Pull out every line in the data that has the string "AIDS" in it.
---*---
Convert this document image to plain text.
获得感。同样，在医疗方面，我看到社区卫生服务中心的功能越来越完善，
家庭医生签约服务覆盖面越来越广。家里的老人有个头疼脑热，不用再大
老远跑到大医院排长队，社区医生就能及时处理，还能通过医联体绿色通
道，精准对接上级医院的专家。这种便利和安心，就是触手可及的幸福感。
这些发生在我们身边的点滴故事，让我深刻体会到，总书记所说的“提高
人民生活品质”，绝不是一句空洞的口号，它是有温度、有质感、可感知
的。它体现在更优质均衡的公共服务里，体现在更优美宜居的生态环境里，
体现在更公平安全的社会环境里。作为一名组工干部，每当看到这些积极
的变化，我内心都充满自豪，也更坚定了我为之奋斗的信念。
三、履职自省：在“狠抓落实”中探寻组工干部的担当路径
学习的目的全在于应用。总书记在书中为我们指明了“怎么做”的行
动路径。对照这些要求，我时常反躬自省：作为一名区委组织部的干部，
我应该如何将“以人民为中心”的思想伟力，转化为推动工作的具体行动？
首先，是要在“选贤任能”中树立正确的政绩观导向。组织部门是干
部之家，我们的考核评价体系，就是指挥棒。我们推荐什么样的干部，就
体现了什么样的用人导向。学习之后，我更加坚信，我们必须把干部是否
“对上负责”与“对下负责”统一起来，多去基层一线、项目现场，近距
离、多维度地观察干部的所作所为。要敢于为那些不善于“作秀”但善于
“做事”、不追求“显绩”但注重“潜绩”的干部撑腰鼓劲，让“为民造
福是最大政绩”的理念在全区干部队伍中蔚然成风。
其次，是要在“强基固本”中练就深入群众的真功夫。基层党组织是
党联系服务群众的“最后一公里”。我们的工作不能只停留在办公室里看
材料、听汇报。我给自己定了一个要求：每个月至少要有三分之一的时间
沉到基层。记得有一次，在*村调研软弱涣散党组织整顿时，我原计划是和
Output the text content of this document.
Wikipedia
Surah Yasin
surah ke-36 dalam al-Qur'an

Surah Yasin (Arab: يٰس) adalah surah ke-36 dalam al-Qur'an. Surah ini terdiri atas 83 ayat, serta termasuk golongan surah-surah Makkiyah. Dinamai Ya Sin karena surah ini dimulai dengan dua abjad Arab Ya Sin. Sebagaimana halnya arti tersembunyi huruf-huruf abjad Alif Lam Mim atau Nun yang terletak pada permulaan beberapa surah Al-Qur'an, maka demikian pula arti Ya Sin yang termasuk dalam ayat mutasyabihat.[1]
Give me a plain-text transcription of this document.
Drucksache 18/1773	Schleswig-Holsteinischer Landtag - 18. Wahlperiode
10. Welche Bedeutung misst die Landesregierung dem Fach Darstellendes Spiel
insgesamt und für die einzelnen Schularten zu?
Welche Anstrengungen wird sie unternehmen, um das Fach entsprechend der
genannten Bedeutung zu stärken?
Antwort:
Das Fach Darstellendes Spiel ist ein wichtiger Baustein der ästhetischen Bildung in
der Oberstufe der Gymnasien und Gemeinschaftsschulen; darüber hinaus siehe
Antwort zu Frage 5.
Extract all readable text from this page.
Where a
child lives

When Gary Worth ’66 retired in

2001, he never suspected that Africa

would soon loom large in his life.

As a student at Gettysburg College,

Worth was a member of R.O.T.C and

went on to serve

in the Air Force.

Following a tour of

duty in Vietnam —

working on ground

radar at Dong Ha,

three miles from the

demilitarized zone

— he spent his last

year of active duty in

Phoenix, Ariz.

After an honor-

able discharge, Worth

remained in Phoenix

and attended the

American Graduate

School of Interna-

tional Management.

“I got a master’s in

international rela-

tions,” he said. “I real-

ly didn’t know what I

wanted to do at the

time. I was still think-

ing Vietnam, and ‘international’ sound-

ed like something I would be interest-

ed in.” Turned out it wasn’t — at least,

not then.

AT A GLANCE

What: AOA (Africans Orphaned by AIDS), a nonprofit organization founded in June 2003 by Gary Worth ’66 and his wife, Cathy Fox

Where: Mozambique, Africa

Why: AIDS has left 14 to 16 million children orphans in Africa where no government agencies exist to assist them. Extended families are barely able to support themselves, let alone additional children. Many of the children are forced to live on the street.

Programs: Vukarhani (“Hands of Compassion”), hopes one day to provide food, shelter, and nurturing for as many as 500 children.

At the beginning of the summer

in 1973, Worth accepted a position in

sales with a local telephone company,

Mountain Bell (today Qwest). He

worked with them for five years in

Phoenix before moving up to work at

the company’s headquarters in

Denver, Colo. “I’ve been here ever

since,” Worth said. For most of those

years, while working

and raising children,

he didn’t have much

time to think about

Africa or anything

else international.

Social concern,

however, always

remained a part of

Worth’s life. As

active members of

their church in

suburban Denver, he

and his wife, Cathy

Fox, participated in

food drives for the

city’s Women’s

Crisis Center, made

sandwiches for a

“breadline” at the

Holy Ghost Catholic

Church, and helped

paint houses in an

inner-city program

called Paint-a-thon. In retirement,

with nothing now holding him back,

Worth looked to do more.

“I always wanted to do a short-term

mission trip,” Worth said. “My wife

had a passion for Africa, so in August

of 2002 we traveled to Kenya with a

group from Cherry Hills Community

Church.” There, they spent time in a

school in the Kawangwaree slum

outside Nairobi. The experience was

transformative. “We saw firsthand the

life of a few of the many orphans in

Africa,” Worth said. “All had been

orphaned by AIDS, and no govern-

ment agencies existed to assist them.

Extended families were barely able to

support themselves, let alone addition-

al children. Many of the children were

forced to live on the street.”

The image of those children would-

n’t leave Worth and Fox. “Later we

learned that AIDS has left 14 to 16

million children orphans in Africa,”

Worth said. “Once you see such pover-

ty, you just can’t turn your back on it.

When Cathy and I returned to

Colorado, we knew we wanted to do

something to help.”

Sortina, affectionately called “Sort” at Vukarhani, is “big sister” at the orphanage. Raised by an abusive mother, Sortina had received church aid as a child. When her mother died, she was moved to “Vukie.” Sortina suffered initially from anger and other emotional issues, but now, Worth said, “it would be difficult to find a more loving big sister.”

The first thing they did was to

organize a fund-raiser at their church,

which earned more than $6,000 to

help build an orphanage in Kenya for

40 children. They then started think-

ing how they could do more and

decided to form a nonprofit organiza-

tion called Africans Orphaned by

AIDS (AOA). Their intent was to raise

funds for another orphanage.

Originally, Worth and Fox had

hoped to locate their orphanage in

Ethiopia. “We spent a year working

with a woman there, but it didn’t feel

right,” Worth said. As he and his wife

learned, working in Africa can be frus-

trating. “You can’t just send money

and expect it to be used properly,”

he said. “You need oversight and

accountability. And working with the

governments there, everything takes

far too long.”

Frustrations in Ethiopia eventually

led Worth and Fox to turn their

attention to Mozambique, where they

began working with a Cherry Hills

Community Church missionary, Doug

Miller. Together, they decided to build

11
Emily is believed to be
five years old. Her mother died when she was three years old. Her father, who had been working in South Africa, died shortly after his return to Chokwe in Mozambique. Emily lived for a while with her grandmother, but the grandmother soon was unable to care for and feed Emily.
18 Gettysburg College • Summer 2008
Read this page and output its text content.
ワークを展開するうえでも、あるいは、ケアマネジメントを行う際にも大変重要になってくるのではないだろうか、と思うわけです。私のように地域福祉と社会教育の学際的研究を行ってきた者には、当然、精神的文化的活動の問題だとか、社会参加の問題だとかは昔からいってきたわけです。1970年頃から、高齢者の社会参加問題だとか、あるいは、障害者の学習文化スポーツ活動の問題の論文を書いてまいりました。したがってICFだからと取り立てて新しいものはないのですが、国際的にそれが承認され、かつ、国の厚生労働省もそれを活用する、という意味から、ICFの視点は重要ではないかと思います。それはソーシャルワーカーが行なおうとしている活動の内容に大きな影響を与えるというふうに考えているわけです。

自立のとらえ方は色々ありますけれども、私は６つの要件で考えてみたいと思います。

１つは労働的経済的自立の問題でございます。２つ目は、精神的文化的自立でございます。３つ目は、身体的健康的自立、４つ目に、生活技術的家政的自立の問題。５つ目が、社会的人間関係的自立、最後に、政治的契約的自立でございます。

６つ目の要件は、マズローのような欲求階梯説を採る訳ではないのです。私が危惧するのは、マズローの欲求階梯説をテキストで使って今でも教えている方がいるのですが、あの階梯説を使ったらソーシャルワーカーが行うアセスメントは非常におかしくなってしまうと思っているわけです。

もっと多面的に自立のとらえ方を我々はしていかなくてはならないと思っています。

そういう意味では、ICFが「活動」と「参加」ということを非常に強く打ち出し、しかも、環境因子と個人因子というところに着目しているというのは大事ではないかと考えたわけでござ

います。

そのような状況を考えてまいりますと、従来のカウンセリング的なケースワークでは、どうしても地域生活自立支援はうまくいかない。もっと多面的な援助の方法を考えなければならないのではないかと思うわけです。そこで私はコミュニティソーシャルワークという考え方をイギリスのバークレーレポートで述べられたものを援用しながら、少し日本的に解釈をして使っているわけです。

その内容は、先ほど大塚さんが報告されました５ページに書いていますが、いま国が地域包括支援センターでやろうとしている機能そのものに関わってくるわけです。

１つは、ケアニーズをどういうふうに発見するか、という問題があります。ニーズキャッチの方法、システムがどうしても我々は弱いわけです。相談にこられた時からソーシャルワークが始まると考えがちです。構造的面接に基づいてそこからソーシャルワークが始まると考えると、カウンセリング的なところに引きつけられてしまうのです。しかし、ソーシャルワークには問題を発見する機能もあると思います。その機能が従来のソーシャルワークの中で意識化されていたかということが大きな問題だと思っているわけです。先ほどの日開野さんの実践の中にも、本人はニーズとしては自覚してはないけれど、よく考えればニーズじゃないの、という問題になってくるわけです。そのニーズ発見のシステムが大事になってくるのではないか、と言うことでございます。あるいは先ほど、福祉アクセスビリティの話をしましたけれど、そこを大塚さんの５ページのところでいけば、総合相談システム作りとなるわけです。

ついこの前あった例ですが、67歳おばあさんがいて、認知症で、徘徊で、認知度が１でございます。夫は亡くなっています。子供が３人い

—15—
---*---
TASK RESULT
What: AOA (Africans Orphaned by AIDS), a nonprofit organization founded in June 2003 by Gary Worth ’66 and his wife, Cathy Fox
Why: AIDS has left 14 to 16 million children orphans in Africa where no government agencies exist to assist them. Extended families are barely able to support themselves, let alone additional children. Many of the children are forced to live on the street.
orphaned by AIDS, and no govern-
learned that AIDS has left 14 to 16
AIDS (AOA). Their intent was to raise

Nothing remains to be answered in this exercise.